• Instruction
In the entries that follow, find the word "needs" and report each line it is on.

• Extracted entries
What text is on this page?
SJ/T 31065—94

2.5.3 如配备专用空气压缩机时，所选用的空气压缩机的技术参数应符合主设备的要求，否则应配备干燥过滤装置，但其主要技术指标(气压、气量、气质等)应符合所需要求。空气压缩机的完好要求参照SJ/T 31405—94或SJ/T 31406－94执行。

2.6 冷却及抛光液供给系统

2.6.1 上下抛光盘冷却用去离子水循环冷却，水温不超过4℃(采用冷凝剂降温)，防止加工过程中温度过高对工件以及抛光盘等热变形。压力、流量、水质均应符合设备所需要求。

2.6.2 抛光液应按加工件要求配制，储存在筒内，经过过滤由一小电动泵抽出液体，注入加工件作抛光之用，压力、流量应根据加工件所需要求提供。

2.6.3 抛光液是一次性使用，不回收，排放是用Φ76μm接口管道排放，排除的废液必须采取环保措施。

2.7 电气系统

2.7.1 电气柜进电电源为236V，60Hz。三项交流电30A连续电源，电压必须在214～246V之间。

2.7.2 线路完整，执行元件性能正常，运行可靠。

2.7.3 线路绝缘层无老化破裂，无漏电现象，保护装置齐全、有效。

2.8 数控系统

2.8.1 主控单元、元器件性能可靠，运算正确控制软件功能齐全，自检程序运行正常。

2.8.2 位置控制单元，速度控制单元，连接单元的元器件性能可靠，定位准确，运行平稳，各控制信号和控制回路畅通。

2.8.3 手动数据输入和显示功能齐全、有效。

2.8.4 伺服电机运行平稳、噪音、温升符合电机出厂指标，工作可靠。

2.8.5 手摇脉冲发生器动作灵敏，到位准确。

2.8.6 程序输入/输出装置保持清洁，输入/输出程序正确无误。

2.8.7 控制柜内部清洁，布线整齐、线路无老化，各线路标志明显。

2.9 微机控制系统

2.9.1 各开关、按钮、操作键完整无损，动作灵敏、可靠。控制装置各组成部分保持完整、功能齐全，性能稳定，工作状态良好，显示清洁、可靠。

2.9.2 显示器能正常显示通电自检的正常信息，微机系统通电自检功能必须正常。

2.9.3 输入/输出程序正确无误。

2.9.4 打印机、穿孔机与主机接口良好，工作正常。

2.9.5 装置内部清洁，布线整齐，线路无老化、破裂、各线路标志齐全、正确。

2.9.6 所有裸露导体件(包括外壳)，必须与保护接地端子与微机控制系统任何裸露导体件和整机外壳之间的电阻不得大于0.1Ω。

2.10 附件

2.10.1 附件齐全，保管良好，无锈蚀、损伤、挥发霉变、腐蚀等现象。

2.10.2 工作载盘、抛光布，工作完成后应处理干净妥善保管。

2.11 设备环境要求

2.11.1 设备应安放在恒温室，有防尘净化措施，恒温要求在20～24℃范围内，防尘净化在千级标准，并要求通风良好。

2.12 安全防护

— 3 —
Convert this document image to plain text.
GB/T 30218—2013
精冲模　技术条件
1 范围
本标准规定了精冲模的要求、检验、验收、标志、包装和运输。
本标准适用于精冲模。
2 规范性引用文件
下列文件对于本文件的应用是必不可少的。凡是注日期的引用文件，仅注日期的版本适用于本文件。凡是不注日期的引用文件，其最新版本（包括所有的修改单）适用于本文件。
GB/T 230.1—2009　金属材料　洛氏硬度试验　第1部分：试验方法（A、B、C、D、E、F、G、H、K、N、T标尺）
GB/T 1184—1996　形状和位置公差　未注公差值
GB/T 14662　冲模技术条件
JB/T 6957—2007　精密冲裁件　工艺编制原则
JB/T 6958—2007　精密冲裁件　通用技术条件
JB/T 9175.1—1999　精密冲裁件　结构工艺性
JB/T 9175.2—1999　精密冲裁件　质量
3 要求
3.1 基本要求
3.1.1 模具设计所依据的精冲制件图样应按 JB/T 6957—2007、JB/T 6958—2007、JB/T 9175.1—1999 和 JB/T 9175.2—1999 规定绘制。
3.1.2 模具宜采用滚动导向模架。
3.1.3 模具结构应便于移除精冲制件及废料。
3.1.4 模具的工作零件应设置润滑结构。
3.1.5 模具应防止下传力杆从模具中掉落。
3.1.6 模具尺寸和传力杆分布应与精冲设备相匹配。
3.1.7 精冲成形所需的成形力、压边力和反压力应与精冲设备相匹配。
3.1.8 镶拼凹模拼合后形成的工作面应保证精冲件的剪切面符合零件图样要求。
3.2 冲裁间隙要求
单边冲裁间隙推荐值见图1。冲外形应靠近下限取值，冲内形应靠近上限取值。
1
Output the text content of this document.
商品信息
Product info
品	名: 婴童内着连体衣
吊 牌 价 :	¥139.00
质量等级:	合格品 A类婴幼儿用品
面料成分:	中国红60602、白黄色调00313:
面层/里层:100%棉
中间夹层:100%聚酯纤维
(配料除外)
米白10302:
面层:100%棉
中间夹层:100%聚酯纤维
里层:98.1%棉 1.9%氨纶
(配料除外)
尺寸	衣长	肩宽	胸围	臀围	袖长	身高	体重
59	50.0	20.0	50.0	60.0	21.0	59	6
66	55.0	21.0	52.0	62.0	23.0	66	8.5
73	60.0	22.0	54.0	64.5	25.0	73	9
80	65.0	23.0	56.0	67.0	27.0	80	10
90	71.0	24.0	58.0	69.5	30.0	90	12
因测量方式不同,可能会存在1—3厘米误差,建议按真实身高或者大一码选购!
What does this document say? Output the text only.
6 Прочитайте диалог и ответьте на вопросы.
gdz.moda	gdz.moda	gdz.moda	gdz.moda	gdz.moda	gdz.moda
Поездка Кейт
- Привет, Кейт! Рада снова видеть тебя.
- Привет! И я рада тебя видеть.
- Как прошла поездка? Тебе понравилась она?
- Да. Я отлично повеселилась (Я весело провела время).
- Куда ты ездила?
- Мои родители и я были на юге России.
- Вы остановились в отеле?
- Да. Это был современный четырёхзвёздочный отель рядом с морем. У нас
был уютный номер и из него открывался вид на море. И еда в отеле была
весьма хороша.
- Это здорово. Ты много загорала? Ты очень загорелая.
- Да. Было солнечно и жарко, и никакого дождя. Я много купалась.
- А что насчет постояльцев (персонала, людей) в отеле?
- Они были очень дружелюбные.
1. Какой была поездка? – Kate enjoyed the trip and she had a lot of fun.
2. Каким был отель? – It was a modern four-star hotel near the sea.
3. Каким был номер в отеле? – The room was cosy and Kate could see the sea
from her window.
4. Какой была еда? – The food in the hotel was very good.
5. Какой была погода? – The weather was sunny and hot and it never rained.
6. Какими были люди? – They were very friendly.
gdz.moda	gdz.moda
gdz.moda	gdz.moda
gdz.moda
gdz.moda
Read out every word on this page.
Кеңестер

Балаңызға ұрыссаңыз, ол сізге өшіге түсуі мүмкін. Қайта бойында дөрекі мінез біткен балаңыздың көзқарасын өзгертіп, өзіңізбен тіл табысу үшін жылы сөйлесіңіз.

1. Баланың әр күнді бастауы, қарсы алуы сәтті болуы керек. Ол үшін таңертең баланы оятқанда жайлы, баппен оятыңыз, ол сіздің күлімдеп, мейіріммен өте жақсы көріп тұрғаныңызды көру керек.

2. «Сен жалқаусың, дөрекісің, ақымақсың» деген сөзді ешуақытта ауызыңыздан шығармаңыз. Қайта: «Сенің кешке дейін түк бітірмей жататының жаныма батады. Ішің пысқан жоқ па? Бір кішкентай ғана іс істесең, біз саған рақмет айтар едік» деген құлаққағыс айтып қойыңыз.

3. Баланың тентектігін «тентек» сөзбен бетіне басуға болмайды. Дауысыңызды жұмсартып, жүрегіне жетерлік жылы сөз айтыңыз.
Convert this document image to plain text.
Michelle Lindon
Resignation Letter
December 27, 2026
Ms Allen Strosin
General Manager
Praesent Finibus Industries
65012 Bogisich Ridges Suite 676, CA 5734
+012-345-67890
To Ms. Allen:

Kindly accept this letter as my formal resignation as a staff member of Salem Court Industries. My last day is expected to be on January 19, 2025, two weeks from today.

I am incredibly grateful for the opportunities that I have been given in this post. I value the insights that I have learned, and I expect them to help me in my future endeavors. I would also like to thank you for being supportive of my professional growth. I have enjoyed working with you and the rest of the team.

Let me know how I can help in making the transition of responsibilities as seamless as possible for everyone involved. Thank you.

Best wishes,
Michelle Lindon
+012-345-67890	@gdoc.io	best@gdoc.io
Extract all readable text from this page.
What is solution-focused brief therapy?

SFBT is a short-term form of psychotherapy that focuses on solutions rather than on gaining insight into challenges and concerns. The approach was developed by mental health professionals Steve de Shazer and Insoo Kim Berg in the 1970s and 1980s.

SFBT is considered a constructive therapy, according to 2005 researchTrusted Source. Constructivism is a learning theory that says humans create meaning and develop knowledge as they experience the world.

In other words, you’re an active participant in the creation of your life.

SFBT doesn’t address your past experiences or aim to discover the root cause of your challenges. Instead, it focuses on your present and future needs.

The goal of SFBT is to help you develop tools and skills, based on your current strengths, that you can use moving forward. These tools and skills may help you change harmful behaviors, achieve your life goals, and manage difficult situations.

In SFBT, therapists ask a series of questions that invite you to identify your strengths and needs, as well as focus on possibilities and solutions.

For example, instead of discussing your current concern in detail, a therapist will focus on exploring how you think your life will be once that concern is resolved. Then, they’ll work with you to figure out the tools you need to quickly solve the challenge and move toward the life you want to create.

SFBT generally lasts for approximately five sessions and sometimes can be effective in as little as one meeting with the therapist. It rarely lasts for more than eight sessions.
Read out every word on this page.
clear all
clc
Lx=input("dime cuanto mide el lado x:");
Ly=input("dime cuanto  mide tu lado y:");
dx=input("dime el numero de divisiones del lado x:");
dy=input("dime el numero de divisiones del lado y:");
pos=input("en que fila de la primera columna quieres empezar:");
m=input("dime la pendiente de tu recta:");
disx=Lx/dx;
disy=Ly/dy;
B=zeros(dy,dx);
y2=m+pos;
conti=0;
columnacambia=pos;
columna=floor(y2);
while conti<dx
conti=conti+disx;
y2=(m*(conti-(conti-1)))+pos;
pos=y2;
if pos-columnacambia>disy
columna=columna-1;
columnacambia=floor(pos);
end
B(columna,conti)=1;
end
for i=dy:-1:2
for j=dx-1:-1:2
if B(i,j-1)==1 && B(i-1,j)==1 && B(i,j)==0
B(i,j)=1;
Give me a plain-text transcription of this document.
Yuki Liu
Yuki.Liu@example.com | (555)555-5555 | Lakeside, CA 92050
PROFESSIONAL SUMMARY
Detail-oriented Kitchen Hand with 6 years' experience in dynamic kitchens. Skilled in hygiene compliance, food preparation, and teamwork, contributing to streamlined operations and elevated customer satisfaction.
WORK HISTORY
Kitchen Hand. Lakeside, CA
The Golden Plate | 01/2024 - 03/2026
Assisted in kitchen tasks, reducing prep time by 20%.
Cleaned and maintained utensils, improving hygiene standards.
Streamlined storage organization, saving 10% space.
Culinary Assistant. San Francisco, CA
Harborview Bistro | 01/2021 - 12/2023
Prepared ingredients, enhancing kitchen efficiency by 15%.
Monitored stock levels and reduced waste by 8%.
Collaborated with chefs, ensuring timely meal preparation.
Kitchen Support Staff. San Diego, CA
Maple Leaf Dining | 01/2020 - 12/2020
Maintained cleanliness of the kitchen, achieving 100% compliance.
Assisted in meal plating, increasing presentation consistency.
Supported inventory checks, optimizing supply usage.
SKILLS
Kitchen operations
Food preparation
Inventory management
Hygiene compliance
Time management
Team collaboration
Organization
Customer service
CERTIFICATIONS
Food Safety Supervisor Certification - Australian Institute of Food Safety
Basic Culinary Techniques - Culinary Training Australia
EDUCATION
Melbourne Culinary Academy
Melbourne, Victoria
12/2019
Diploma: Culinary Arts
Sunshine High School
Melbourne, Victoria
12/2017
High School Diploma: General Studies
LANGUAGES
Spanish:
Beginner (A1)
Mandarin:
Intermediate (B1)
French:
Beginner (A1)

• Expected answer
SFBT doesn’t address your past experiences or aim to discover the root cause of your challenges. Instead, it focuses on your present and future needs.
In SFBT, therapists ask a series of questions that invite you to identify your strengths and needs, as well as focus on possibilities and solutions.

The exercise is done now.